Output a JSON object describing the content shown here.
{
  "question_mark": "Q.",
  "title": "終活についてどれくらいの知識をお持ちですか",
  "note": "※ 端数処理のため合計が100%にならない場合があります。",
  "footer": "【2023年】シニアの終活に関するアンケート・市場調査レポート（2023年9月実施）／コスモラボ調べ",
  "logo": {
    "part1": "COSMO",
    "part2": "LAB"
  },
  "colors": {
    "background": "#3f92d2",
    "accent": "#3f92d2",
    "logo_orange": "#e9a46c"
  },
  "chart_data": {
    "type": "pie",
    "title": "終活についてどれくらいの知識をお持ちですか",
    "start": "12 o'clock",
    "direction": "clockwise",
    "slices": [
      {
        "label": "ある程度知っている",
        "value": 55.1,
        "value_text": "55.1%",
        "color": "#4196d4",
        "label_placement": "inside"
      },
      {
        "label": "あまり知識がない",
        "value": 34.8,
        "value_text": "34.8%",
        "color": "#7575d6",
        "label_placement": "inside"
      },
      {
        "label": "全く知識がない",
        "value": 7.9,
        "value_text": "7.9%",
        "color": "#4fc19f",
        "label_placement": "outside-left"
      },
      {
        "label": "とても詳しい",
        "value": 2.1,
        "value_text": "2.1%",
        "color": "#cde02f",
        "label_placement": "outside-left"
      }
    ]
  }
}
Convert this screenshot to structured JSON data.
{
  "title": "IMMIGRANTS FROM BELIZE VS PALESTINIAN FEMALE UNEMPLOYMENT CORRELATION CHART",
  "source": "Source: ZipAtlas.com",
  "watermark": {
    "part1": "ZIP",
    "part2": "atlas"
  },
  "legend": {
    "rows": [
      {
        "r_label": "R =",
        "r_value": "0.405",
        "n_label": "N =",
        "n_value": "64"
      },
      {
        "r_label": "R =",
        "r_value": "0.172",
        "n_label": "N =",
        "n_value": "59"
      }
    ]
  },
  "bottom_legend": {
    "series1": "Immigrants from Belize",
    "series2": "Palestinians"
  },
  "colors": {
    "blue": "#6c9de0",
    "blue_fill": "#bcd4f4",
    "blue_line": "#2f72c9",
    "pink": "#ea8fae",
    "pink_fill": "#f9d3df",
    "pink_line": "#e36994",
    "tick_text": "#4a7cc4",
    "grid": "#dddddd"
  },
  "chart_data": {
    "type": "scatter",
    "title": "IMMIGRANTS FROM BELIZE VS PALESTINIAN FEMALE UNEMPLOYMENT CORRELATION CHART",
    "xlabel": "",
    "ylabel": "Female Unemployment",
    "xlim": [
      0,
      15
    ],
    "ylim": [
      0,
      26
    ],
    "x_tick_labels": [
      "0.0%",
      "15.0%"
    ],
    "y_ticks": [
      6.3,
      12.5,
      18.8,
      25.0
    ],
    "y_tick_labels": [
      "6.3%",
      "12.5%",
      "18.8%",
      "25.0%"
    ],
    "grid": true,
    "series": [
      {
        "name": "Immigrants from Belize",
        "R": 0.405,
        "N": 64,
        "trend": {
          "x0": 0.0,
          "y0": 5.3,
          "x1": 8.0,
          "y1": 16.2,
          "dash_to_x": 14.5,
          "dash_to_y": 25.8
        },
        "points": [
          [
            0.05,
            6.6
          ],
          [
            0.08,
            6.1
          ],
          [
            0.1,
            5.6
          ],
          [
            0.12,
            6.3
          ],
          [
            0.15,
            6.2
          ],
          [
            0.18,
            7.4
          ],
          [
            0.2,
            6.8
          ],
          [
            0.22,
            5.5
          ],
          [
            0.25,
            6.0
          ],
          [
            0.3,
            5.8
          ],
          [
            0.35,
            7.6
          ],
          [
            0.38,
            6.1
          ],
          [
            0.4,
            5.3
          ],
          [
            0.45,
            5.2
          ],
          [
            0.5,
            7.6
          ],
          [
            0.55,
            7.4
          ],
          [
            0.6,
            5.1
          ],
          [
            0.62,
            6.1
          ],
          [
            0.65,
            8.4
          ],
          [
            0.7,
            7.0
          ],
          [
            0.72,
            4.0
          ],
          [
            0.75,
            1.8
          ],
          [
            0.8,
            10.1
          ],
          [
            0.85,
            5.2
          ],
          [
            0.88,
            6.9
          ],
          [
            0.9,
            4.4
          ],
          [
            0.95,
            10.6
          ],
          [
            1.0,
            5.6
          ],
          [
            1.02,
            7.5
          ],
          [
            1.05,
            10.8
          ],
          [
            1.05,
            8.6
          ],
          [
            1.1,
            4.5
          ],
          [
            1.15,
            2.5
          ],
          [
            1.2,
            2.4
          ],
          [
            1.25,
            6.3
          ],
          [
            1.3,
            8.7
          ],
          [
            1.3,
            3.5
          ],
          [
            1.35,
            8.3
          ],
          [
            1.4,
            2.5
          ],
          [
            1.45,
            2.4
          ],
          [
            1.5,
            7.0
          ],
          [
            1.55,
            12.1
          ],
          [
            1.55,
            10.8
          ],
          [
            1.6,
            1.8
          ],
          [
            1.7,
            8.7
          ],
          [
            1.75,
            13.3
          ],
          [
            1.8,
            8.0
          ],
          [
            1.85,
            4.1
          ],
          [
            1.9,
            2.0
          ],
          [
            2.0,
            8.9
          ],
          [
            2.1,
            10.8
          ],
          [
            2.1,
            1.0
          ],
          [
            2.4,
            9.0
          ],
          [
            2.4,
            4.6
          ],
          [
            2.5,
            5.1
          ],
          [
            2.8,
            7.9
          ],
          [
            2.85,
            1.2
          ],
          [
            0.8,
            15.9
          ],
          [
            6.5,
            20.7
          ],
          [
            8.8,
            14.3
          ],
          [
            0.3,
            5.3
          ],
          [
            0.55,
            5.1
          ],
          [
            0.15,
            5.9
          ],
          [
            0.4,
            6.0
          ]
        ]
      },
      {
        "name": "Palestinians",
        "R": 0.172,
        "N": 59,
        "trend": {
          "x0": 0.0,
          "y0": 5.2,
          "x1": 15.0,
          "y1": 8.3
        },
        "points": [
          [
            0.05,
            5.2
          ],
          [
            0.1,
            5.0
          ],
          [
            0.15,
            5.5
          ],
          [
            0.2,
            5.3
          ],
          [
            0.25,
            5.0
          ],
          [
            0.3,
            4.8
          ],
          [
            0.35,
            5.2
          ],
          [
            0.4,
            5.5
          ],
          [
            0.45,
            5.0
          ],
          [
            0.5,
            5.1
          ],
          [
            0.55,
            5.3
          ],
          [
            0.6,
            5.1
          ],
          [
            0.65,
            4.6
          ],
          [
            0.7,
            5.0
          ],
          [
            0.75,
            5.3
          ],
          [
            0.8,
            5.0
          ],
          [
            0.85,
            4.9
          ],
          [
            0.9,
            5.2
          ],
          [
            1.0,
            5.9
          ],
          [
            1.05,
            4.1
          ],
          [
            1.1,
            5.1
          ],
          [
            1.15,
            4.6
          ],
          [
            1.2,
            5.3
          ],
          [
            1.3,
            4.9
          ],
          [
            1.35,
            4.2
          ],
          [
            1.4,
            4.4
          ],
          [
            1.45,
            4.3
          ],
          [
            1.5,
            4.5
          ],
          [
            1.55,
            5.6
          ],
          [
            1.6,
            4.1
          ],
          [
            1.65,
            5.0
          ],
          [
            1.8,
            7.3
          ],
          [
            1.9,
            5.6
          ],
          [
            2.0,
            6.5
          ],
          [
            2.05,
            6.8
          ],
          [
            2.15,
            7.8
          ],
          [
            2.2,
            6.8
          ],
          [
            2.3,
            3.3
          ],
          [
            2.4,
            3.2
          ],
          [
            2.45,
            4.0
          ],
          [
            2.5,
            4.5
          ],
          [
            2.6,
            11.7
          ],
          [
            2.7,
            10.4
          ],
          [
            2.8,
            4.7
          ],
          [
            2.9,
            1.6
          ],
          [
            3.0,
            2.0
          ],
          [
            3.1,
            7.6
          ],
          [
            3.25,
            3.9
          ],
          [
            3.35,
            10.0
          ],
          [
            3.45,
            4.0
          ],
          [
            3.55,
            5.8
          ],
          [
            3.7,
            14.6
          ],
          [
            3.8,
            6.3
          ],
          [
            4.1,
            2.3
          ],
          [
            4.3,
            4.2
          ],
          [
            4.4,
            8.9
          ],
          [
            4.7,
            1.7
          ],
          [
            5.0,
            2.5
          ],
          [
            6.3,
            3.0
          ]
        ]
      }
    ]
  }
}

» Stated exercise
How many of the lines above hold the word "name"? Give only that number.

» Result for this exercise
2